#### [Goal of the exercise]
Gather all lines from the material that contain "Monthly".
▼
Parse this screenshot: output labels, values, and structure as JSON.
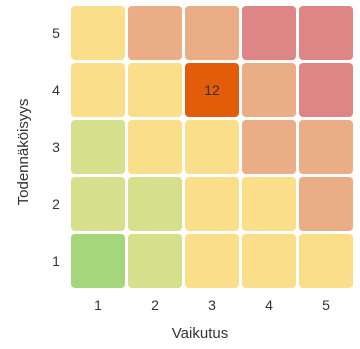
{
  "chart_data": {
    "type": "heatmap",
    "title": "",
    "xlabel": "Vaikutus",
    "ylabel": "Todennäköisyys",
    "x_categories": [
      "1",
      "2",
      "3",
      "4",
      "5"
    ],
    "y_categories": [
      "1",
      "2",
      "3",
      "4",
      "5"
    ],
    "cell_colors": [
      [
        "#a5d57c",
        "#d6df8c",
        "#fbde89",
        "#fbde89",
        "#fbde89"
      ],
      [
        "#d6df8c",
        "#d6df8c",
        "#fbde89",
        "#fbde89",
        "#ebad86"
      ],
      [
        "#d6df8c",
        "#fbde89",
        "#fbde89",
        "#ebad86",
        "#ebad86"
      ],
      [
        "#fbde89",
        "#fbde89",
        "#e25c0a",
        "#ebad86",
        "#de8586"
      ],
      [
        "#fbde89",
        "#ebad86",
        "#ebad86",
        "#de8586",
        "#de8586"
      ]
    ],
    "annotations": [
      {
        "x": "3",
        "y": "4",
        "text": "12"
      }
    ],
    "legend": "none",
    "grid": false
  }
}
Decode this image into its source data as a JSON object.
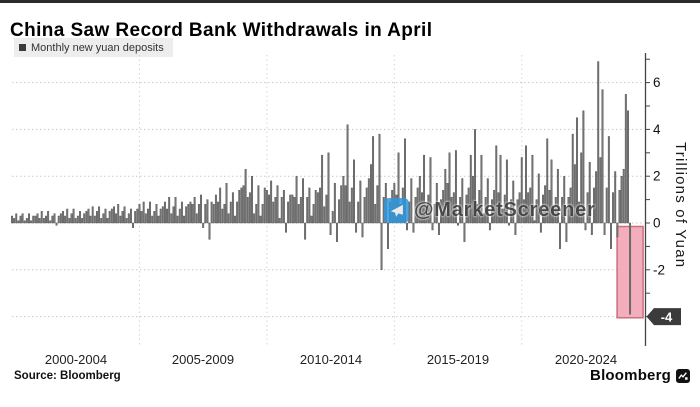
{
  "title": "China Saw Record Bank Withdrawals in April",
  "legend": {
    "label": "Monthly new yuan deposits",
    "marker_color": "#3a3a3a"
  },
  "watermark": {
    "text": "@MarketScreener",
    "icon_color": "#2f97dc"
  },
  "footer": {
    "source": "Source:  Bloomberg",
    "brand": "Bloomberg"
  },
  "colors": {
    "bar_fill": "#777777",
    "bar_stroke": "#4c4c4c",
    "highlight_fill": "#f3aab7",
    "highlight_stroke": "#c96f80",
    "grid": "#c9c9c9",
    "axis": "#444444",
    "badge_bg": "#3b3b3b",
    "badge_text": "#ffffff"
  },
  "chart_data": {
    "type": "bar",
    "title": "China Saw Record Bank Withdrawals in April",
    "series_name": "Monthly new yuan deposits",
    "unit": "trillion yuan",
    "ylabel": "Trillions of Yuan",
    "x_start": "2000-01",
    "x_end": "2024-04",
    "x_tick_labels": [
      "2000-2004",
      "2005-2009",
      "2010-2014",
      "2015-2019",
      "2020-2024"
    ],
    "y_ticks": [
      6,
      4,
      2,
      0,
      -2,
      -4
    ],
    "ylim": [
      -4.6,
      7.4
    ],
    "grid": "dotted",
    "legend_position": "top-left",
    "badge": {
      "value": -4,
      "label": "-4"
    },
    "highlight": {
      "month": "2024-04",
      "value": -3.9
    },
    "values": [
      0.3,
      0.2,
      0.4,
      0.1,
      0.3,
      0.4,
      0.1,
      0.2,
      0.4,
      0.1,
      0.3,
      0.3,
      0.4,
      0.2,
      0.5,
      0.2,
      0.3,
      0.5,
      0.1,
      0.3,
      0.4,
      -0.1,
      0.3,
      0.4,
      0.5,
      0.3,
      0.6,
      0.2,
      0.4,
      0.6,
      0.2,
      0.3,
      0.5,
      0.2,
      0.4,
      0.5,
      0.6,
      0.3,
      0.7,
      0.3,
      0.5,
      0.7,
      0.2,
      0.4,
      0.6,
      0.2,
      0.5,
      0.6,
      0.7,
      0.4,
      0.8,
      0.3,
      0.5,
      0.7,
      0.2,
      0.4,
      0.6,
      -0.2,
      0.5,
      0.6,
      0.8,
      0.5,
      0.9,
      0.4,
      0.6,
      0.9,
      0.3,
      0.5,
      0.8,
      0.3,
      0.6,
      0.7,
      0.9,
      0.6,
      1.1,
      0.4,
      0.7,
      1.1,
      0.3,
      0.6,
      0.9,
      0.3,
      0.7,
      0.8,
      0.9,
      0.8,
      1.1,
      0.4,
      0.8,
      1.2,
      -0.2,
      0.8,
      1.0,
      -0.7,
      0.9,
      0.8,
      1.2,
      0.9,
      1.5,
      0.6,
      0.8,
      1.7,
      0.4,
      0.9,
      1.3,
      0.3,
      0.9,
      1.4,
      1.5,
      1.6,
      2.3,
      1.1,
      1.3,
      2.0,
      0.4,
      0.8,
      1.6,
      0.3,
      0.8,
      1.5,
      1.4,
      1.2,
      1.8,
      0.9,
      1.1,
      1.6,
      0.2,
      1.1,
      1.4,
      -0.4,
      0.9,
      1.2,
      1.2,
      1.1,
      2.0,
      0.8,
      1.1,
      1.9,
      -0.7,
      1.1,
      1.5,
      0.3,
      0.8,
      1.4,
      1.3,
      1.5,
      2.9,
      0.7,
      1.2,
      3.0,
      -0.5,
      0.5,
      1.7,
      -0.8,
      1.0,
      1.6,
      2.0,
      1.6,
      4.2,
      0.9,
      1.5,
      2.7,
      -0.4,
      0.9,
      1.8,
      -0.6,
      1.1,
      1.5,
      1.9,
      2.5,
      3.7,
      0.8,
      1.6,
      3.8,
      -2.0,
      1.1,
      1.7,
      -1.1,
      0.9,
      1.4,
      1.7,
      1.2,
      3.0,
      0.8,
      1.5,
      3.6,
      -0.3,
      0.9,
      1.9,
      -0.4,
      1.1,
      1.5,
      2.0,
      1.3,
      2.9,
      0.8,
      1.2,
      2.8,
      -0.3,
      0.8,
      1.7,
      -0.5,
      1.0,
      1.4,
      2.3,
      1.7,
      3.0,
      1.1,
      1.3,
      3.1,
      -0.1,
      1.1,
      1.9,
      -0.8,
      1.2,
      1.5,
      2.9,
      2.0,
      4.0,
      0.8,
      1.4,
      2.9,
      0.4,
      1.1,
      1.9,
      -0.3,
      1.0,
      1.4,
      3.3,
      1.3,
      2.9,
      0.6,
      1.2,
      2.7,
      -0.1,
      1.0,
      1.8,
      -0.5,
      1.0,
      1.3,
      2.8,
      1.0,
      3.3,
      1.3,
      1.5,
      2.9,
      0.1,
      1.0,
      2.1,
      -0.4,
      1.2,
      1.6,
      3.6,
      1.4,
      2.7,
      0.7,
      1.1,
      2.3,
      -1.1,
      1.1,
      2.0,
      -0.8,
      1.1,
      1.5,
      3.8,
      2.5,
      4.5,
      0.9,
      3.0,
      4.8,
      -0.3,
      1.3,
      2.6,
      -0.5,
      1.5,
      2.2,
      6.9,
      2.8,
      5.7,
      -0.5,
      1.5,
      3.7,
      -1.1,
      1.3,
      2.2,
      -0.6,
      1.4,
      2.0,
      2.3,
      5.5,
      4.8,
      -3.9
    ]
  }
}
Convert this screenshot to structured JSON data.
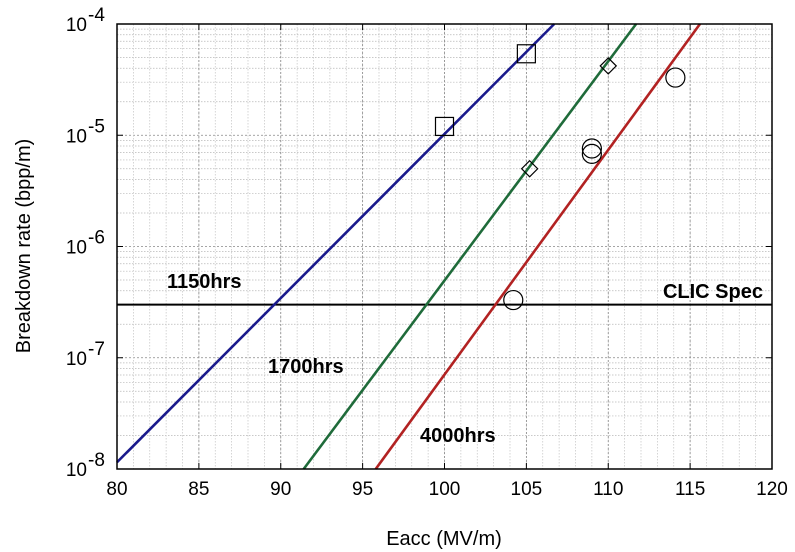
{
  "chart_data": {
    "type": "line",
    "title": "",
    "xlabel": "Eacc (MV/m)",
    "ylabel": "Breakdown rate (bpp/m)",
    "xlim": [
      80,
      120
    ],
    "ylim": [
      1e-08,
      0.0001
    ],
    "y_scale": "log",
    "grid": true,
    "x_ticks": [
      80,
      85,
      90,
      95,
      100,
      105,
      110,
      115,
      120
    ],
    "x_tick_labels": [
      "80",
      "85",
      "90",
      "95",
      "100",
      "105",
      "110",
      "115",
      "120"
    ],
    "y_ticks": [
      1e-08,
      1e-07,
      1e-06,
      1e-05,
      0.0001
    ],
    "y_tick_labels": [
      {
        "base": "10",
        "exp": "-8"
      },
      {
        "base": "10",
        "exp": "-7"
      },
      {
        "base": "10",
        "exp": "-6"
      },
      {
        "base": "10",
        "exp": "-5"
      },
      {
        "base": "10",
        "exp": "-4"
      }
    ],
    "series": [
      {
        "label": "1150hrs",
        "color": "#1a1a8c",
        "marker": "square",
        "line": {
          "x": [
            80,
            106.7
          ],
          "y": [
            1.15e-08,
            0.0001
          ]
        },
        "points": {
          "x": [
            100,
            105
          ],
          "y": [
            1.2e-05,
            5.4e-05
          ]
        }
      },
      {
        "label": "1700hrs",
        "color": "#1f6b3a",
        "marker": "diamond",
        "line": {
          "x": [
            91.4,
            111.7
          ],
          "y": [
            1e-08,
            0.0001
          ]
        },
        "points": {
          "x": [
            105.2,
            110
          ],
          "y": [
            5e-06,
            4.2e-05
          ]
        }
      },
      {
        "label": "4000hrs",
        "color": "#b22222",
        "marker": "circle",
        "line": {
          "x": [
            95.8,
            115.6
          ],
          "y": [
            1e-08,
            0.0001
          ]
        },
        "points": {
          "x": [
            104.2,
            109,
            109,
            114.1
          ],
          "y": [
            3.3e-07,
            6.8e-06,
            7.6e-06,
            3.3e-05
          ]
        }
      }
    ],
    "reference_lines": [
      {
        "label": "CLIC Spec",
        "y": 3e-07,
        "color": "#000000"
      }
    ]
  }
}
▲
#### [Solution for this problem]
    "label": "Monthly new yuan deposits",
    "series_name": "Monthly new yuan deposits",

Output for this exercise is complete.